━━━ Record excerpts
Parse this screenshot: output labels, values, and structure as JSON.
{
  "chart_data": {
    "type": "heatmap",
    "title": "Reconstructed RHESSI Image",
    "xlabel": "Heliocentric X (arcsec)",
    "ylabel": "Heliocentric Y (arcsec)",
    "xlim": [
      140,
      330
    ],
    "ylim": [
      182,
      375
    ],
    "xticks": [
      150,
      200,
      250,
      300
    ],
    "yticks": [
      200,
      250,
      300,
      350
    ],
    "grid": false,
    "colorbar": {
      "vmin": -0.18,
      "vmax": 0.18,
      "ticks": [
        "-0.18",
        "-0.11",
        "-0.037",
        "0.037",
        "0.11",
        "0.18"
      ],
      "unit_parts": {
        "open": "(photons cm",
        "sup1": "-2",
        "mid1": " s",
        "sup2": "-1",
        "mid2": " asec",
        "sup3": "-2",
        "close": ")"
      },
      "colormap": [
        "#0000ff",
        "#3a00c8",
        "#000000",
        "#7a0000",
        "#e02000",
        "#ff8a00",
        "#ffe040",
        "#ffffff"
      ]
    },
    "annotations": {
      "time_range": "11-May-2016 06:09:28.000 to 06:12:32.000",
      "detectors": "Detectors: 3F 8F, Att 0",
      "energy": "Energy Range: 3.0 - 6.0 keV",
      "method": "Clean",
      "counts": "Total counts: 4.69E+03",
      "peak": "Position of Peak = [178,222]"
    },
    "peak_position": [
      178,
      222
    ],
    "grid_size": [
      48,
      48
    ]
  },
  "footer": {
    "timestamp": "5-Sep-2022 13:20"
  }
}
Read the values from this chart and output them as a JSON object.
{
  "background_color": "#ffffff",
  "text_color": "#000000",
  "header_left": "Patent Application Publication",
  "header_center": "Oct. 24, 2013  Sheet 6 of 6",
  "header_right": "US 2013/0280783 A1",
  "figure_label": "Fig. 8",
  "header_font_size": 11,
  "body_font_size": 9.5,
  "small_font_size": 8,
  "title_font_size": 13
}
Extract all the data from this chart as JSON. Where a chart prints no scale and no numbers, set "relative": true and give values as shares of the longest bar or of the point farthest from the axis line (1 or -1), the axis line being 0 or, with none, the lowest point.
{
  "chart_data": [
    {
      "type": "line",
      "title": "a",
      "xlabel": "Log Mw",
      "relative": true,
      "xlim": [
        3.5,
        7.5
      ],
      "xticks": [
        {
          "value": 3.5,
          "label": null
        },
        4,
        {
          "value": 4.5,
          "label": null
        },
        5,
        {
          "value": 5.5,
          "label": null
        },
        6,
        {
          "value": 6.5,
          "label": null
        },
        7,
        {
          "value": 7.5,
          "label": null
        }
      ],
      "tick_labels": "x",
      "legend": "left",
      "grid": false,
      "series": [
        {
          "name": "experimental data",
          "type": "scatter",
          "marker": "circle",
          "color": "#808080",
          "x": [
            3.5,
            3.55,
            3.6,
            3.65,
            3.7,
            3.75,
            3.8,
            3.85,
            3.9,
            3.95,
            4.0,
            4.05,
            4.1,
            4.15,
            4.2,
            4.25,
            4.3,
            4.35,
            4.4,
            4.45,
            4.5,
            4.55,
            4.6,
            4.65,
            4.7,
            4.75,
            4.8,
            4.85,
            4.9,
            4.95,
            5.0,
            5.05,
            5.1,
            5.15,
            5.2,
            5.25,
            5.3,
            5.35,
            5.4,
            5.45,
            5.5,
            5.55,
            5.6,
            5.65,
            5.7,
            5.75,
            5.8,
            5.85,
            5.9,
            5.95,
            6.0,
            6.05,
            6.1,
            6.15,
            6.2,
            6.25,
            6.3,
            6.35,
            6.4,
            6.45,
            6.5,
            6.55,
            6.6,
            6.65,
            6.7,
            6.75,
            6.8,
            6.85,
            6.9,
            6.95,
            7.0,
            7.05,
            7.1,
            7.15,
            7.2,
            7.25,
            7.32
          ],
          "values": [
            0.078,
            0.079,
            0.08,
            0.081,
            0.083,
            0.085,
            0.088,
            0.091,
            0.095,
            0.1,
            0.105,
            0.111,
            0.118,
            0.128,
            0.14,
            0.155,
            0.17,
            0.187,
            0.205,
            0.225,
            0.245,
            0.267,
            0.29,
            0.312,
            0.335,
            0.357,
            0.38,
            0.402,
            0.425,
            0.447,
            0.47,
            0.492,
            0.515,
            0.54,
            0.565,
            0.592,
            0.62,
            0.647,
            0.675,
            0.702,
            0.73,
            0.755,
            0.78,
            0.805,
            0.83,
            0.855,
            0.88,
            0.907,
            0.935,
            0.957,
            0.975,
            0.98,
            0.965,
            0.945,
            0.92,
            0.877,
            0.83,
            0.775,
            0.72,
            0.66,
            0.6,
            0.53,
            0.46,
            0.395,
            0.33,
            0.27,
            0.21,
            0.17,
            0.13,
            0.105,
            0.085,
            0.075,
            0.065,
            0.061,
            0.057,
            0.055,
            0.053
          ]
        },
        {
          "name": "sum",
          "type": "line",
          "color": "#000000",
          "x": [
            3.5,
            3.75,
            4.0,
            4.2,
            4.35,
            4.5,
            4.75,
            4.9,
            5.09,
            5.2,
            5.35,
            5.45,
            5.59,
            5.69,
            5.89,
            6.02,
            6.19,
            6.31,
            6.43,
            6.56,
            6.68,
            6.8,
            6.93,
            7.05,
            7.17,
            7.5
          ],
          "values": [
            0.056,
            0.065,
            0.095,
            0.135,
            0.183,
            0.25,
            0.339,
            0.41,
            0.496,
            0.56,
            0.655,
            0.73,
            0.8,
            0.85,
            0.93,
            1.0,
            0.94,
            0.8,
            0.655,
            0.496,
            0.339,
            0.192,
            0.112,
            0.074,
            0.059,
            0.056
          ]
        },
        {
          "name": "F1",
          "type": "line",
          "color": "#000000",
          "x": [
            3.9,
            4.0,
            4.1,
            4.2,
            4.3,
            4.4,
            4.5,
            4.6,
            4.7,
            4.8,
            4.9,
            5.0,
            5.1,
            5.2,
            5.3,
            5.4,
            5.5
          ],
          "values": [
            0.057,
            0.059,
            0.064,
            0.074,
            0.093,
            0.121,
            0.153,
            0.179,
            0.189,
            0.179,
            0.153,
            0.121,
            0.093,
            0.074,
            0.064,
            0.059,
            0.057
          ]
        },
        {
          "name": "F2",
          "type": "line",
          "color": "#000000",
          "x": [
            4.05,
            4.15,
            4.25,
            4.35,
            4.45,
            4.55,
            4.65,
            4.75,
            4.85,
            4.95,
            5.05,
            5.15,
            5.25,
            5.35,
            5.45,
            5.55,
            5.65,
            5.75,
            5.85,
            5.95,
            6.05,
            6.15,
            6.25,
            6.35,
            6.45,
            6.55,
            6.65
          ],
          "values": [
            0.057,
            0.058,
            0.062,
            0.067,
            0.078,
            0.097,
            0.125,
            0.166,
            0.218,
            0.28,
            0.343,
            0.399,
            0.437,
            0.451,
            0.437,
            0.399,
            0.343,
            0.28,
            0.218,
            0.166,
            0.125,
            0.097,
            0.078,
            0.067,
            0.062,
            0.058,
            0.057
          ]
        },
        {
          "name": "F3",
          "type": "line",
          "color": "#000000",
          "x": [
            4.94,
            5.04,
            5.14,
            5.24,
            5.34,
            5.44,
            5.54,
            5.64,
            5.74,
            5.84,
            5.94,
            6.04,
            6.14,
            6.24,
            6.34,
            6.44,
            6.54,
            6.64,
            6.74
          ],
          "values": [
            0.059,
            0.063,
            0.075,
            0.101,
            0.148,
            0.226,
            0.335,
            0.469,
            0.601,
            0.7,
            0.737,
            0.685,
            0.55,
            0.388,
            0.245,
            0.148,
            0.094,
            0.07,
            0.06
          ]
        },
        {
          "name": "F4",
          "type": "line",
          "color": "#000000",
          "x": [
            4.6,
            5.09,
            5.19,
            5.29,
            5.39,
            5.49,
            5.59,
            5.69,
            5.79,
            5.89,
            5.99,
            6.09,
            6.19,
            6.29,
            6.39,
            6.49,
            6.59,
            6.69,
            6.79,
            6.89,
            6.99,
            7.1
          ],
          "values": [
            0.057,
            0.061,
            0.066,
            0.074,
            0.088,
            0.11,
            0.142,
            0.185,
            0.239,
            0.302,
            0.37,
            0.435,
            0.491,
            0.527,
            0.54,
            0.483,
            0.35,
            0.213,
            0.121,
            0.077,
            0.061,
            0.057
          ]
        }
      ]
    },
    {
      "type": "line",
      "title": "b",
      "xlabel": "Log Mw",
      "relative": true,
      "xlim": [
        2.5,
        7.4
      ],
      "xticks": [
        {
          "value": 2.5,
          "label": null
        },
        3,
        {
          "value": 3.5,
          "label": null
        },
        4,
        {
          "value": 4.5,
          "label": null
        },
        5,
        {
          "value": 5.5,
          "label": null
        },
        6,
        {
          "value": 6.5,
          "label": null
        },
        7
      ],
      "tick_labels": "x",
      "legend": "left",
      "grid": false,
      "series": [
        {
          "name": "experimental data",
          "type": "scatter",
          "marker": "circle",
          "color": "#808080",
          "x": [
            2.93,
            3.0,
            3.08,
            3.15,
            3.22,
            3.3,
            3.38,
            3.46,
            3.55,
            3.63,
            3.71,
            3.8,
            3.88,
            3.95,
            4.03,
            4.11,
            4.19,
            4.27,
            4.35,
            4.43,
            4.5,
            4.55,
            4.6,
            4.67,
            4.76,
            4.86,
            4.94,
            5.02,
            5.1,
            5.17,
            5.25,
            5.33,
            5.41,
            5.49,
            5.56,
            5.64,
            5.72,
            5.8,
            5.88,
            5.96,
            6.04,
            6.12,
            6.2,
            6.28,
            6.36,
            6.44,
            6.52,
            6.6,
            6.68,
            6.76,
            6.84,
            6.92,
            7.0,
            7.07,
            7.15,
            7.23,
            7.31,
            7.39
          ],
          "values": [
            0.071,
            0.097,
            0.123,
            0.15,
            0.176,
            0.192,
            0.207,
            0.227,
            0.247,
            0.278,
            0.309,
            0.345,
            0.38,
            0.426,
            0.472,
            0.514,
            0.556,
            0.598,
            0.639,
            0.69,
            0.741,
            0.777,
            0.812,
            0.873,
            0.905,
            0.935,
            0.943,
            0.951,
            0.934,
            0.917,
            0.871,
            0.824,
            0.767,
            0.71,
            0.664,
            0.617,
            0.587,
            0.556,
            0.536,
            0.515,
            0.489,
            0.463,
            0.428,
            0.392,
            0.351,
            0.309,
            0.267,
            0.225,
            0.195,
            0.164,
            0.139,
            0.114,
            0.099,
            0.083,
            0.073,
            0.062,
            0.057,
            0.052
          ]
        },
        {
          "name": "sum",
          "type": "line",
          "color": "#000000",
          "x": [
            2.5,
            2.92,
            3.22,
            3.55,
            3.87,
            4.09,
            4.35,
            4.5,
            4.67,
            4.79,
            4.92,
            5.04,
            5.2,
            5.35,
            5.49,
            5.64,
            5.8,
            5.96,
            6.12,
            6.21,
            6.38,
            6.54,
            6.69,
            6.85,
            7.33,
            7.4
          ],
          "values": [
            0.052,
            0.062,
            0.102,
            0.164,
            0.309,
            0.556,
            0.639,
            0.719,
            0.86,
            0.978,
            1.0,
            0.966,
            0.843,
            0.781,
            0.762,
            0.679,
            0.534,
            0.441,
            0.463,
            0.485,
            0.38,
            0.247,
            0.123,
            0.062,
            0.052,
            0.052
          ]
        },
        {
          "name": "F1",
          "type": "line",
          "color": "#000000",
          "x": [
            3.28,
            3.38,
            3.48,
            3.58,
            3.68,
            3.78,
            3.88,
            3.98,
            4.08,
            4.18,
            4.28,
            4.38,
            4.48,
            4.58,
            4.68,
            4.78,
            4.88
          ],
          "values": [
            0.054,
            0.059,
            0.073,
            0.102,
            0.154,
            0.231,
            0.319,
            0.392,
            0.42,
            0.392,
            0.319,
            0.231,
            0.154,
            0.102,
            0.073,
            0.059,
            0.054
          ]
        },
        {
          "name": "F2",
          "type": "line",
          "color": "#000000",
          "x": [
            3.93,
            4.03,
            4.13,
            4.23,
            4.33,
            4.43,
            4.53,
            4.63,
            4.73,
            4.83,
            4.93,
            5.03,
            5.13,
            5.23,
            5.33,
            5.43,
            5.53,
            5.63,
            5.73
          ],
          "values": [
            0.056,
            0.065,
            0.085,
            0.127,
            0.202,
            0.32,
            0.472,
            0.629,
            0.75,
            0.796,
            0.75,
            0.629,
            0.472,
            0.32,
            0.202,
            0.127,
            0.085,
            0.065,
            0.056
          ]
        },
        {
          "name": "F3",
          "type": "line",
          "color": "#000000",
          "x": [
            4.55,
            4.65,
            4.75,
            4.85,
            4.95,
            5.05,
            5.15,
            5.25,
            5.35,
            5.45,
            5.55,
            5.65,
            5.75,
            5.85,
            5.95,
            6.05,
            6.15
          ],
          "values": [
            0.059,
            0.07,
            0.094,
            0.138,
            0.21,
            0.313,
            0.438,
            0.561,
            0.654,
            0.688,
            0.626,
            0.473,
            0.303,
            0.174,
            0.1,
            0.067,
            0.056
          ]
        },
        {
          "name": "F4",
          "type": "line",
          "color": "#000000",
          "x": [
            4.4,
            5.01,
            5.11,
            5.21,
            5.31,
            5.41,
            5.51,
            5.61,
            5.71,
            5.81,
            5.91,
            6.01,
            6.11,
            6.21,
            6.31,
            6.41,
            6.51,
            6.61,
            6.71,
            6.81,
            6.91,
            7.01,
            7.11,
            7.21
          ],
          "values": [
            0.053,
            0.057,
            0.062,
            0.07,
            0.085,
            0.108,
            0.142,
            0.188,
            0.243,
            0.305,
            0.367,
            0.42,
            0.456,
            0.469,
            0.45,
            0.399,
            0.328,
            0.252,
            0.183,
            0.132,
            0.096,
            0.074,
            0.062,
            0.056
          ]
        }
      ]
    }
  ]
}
━━━━━━
- Prompt -
Identify the lines in the entries above that contain "output", then copy them out.

- Task response -
Parse this screenshot: output labels, values, and structure as JSON.
Read the values from this chart and output them as a JSON object.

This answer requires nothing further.